* _Your task_: Print the entire listing. Each line must match the original exactly.
▶
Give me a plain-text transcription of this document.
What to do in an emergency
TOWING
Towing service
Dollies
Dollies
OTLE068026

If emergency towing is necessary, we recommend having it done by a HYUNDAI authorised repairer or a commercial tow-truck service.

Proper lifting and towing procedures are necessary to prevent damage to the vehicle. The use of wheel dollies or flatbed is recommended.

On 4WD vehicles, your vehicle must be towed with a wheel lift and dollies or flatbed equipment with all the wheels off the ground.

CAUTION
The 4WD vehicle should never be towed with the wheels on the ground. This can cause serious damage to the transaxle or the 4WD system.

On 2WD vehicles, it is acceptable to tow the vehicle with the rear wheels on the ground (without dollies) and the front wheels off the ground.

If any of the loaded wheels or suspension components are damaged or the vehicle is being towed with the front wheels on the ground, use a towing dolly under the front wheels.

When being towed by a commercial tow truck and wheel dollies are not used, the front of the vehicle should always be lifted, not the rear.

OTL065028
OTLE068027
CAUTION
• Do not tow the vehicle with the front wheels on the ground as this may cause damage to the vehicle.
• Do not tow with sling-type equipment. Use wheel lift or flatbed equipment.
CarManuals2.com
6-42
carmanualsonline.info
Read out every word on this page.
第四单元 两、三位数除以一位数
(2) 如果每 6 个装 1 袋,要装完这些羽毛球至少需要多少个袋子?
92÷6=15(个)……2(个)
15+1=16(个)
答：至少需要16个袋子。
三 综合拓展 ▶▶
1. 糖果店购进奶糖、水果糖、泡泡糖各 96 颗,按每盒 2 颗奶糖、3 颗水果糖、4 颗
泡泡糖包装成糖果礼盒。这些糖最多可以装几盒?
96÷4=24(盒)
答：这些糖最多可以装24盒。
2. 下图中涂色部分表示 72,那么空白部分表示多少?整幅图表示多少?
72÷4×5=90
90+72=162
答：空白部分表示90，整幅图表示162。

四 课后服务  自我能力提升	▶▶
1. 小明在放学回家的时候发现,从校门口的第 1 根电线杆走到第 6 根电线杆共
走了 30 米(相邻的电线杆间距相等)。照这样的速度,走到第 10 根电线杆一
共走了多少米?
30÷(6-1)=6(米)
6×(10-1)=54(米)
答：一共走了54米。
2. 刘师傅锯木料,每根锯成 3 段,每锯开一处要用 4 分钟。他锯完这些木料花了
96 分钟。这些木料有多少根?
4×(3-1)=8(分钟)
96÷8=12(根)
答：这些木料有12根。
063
◀
* _Written solution_:
Give me a plain-text transcription of this document.
What to do in an emergency
TOWING
Towing service
Dollies
Dollies
OTLE068026

If emergency towing is necessary, we recommend having it done by a HYUNDAI authorised repairer or a commercial tow-truck service.

Proper lifting and towing procedures are necessary to prevent damage to the vehicle. The use of wheel dollies or flatbed is recommended.

On 4WD vehicles, your vehicle must be towed with a wheel lift and dollies or flatbed equipment with all the wheels off the ground.

CAUTION
The 4WD vehicle should never be towed with the wheels on the ground. This can cause serious damage to the transaxle or the 4WD system.

On 2WD vehicles, it is acceptable to tow the vehicle with the rear wheels on the ground (without dollies) and the front wheels off the ground.

If any of the loaded wheels or suspension components are damaged or the vehicle is being towed with the front wheels on the ground, use a towing dolly under the front wheels.

When being towed by a commercial tow truck and wheel dollies are not used, the front of the vehicle should always be lifted, not the rear.

OTL065028
OTLE068027
CAUTION
• Do not tow the vehicle with the front wheels on the ground as this may cause damage to the vehicle.
• Do not tow with sling-type equipment. Use wheel lift or flatbed equipment.
CarManuals2.com
6-42
carmanualsonline.info
Read out every word on this page.
第四单元 两、三位数除以一位数
(2) 如果每 6 个装 1 袋,要装完这些羽毛球至少需要多少个袋子?
92÷6=15(个)……2(个)
15+1=16(个)
答：至少需要16个袋子。
三 综合拓展 ▶▶
1. 糖果店购进奶糖、水果糖、泡泡糖各 96 颗,按每盒 2 颗奶糖、3 颗水果糖、4 颗
泡泡糖包装成糖果礼盒。这些糖最多可以装几盒?
96÷4=24(盒)
答：这些糖最多可以装24盒。
2. 下图中涂色部分表示 72,那么空白部分表示多少?整幅图表示多少?
72÷4×5=90
90+72=162
答：空白部分表示90，整幅图表示162。

四 课后服务  自我能力提升	▶▶
1. 小明在放学回家的时候发现,从校门口的第 1 根电线杆走到第 6 根电线杆共
走了 30 米(相邻的电线杆间距相等)。照这样的速度,走到第 10 根电线杆一
共走了多少米?
30÷(6-1)=6(米)
6×(10-1)=54(米)
答：一共走了54米。
2. 刘师傅锯木料,每根锯成 3 段,每锯开一处要用 4 分钟。他锯完这些木料花了
96 分钟。这些木料有多少根?
4×(3-1)=8(分钟)
96÷8=12(根)
答：这些木料有12根。
063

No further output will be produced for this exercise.